↓

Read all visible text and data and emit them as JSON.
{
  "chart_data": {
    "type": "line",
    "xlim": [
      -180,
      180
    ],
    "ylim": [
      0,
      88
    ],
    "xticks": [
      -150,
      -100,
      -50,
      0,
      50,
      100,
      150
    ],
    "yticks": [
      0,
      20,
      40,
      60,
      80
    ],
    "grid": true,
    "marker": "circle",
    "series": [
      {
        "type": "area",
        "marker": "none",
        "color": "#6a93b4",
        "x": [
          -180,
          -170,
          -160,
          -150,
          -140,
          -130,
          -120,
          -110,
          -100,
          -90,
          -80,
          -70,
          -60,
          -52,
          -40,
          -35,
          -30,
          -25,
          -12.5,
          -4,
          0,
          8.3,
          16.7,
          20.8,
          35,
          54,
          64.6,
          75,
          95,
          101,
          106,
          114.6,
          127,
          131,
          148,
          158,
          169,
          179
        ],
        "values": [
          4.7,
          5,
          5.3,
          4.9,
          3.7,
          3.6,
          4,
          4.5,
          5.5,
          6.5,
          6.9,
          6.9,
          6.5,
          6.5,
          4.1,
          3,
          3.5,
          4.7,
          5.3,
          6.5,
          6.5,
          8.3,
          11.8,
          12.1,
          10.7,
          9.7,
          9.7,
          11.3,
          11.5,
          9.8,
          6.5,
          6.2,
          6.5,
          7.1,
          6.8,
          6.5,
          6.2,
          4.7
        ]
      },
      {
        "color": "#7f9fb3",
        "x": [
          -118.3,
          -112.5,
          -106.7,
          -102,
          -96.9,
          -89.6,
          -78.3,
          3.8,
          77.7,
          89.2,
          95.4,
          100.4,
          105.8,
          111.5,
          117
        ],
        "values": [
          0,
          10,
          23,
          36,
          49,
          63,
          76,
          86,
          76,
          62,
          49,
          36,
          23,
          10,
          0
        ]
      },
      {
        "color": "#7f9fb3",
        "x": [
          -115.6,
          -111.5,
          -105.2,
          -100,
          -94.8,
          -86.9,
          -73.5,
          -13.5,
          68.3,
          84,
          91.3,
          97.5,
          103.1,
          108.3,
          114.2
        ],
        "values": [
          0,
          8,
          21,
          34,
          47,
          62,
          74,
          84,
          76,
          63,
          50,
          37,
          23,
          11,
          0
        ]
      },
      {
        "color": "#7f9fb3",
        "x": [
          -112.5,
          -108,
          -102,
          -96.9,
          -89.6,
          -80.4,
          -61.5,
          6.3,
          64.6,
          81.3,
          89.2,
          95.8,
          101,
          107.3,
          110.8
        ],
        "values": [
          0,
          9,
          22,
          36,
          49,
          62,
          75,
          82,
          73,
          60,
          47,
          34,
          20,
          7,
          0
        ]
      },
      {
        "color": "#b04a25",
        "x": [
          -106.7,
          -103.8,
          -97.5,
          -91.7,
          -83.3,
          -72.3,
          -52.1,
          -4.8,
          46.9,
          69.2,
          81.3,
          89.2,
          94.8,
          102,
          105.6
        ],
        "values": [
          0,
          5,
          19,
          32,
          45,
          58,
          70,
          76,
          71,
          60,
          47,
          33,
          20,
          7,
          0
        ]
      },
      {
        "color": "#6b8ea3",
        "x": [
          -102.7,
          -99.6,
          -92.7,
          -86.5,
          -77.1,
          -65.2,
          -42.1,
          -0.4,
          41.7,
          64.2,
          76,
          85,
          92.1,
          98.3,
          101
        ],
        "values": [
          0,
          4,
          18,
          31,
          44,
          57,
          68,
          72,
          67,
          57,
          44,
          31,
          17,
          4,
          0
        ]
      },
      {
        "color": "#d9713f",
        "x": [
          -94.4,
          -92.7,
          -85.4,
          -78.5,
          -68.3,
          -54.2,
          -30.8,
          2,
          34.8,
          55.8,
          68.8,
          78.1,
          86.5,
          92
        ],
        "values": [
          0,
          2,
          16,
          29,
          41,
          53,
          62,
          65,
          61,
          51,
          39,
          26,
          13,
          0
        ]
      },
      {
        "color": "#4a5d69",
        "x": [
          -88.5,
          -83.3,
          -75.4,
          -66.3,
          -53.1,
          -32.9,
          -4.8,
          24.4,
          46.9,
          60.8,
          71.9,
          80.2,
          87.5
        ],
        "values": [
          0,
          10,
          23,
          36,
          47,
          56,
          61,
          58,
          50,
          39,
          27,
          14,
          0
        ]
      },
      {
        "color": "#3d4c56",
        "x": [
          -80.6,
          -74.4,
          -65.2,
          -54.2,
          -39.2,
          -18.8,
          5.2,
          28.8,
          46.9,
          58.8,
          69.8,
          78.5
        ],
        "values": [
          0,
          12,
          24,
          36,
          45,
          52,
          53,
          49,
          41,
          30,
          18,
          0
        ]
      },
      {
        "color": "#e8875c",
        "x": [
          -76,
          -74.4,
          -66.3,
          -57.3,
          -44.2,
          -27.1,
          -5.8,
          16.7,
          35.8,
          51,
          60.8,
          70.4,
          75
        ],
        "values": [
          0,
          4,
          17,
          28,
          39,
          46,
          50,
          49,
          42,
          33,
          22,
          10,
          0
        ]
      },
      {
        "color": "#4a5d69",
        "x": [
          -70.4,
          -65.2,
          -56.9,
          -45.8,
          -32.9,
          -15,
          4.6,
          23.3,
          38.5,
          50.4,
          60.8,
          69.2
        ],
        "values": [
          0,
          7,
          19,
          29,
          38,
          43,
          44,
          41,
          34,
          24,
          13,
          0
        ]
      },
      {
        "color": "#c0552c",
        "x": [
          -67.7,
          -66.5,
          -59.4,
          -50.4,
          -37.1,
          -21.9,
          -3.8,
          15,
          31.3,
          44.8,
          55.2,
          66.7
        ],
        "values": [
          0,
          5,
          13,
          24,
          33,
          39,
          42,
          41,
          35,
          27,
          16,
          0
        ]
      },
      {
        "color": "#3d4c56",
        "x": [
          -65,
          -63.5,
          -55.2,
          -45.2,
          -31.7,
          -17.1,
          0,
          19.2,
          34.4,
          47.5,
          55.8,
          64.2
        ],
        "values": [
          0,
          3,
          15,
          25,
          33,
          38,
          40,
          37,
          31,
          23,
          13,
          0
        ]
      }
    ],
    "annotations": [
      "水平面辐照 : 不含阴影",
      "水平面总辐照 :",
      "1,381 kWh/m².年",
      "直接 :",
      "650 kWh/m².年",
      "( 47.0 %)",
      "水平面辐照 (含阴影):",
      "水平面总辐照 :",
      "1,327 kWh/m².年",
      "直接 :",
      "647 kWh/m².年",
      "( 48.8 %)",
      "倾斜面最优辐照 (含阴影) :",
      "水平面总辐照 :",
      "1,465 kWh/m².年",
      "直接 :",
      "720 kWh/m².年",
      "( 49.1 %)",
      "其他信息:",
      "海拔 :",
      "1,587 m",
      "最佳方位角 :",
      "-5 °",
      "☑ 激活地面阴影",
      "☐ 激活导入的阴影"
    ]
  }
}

↑

* WHAT YOU ARE ASKED TO DO *
Write out every line exactly as it stands.

* TASK OUTPUT *
Read all visible text and data and emit them as JSON.
{
  "chart_data": {
    "type": "line",
    "xlim": [
      -180,
      180
    ],
    "ylim": [
      0,
      88
    ],
    "xticks": [
      -150,
      -100,
      -50,
      0,
      50,
      100,
      150
    ],
    "yticks": [
      0,
      20,
      40,
      60,
      80
    ],
    "grid": true,
    "marker": "circle",
    "series": [
      {
        "type": "area",
        "marker": "none",
        "color": "#6a93b4",
        "x": [
          -180,
          -170,
          -160,
          -150,
          -140,
          -130,
          -120,
          -110,
          -100,
          -90,
          -80,
          -70,
          -60,
          -52,
          -40,
          -35,
          -30,
          -25,
          -12.5,
          -4,
          0,
          8.3,
          16.7,
          20.8,
          35,
          54,
          64.6,
          75,
          95,
          101,
          106,
          114.6,
          127,
          131,
          148,
          158,
          169,
          179
        ],
        "values": [
          4.7,
          5,
          5.3,
          4.9,
          3.7,
          3.6,
          4,
          4.5,
          5.5,
          6.5,
          6.9,
          6.9,
          6.5,
          6.5,
          4.1,
          3,
          3.5,
          4.7,
          5.3,
          6.5,
          6.5,
          8.3,
          11.8,
          12.1,
          10.7,
          9.7,
          9.7,
          11.3,
          11.5,
          9.8,
          6.5,
          6.2,
          6.5,
          7.1,
          6.8,
          6.5,
          6.2,
          4.7
        ]
      },
      {
        "color": "#7f9fb3",
        "x": [
          -118.3,
          -112.5,
          -106.7,
          -102,
          -96.9,
          -89.6,
          -78.3,
          3.8,
          77.7,
          89.2,
          95.4,
          100.4,
          105.8,
          111.5,
          117
        ],
        "values": [
          0,
          10,
          23,
          36,
          49,
          63,
          76,
          86,
          76,
          62,
          49,
          36,
          23,
          10,
          0
        ]
      },
      {
        "color": "#7f9fb3",
        "x": [
          -115.6,
          -111.5,
          -105.2,
          -100,
          -94.8,
          -86.9,
          -73.5,
          -13.5,
          68.3,
          84,
          91.3,
          97.5,
          103.1,
          108.3,
          114.2
        ],
        "values": [
          0,
          8,
          21,
          34,
          47,
          62,
          74,
          84,
          76,
          63,
          50,
          37,
          23,
          11,
          0
        ]
      },
      {
        "color": "#7f9fb3",
        "x": [
          -112.5,
          -108,
          -102,
          -96.9,
          -89.6,
          -80.4,
          -61.5,
          6.3,
          64.6,
          81.3,
          89.2,
          95.8,
          101,
          107.3,
          110.8
        ],
        "values": [
          0,
          9,
          22,
          36,
          49,
          62,
          75,
          82,
          73,
          60,
          47,
          34,
          20,
          7,
          0
        ]
      },
      {
        "color": "#b04a25",
        "x": [
          -106.7,
          -103.8,
          -97.5,
          -91.7,
          -83.3,
          -72.3,
          -52.1,
          -4.8,
          46.9,
          69.2,
          81.3,
          89.2,
          94.8,
          102,
          105.6
        ],
        "values": [
          0,
          5,
          19,
          32,
          45,
          58,
          70,
          76,
          71,
          60,
          47,
          33,
          20,
          7,
          0
        ]
      },
      {
        "color": "#6b8ea3",
        "x": [
          -102.7,
          -99.6,
          -92.7,
          -86.5,
          -77.1,
          -65.2,
          -42.1,
          -0.4,
          41.7,
          64.2,
          76,
          85,
          92.1,
          98.3,
          101
        ],
        "values": [
          0,
          4,
          18,
          31,
          44,
          57,
          68,
          72,
          67,
          57,
          44,
          31,
          17,
          4,
          0
        ]
      },
      {
        "color": "#d9713f",
        "x": [
          -94.4,
          -92.7,
          -85.4,
          -78.5,
          -68.3,
          -54.2,
          -30.8,
          2,
          34.8,
          55.8,
          68.8,
          78.1,
          86.5,
          92
        ],
        "values": [
          0,
          2,
          16,
          29,
          41,
          53,
          62,
          65,
          61,
          51,
          39,
          26,
          13,
          0
        ]
      },
      {
        "color": "#4a5d69",
        "x": [
          -88.5,
          -83.3,
          -75.4,
          -66.3,
          -53.1,
          -32.9,
          -4.8,
          24.4,
          46.9,
          60.8,
          71.9,
          80.2,
          87.5
        ],
        "values": [
          0,
          10,
          23,
          36,
          47,
          56,
          61,
          58,
          50,
          39,
          27,
          14,
          0
        ]
      },
      {
        "color": "#3d4c56",
        "x": [
          -80.6,
          -74.4,
          -65.2,
          -54.2,
          -39.2,
          -18.8,
          5.2,
          28.8,
          46.9,
          58.8,
          69.8,
          78.5
        ],
        "values": [
          0,
          12,
          24,
          36,
          45,
          52,
          53,
          49,
          41,
          30,
          18,
          0
        ]
      },
      {
        "color": "#e8875c",
        "x": [
          -76,
          -74.4,
          -66.3,
          -57.3,
          -44.2,
          -27.1,
          -5.8,
          16.7,
          35.8,
          51,
          60.8,
          70.4,
          75
        ],
        "values": [
          0,
          4,
          17,
          28,
          39,
          46,
          50,
          49,
          42,
          33,
          22,
          10,
          0
        ]
      },
      {
        "color": "#4a5d69",
        "x": [
          -70.4,
          -65.2,
          -56.9,
          -45.8,
          -32.9,
          -15,
          4.6,
          23.3,
          38.5,
          50.4,
          60.8,
          69.2
        ],
        "values": [
          0,
          7,
          19,
          29,
          38,
          43,
          44,
          41,
          34,
          24,
          13,
          0
        ]
      },
      {
        "color": "#c0552c",
        "x": [
          -67.7,
          -66.5,
          -59.4,
          -50.4,
          -37.1,
          -21.9,
          -3.8,
          15,
          31.3,
          44.8,
          55.2,
          66.7
        ],
        "values": [
          0,
          5,
          13,
          24,
          33,
          39,
          42,
          41,
          35,
          27,
          16,
          0
        ]
      },
      {
        "color": "#3d4c56",
        "x": [
          -65,
          -63.5,
          -55.2,
          -45.2,
          -31.7,
          -17.1,
          0,
          19.2,
          34.4,
          47.5,
          55.8,
          64.2
        ],
        "values": [
          0,
          3,
          15,
          25,
          33,
          38,
          40,
          37,
          31,
          23,
          13,
          0
        ]
      }
    ],
    "annotations": [
      "水平面辐照 : 不含阴影",
      "水平面总辐照 :",
      "1,381 kWh/m².年",
      "直接 :",
      "650 kWh/m².年",
      "( 47.0 %)",
      "水平面辐照 (含阴影):",
      "水平面总辐照 :",
      "1,327 kWh/m².年",
      "直接 :",
      "647 kWh/m².年",
      "( 48.8 %)",
      "倾斜面最优辐照 (含阴影) :",
      "水平面总辐照 :",
      "1,465 kWh/m².年",
      "直接 :",
      "720 kWh/m².年",
      "( 49.1 %)",
      "其他信息:",
      "海拔 :",
      "1,587 m",
      "最佳方位角 :",
      "-5 °",
      "☑ 激活地面阴影",
      "☐ 激活导入的阴影"
    ]
  }
}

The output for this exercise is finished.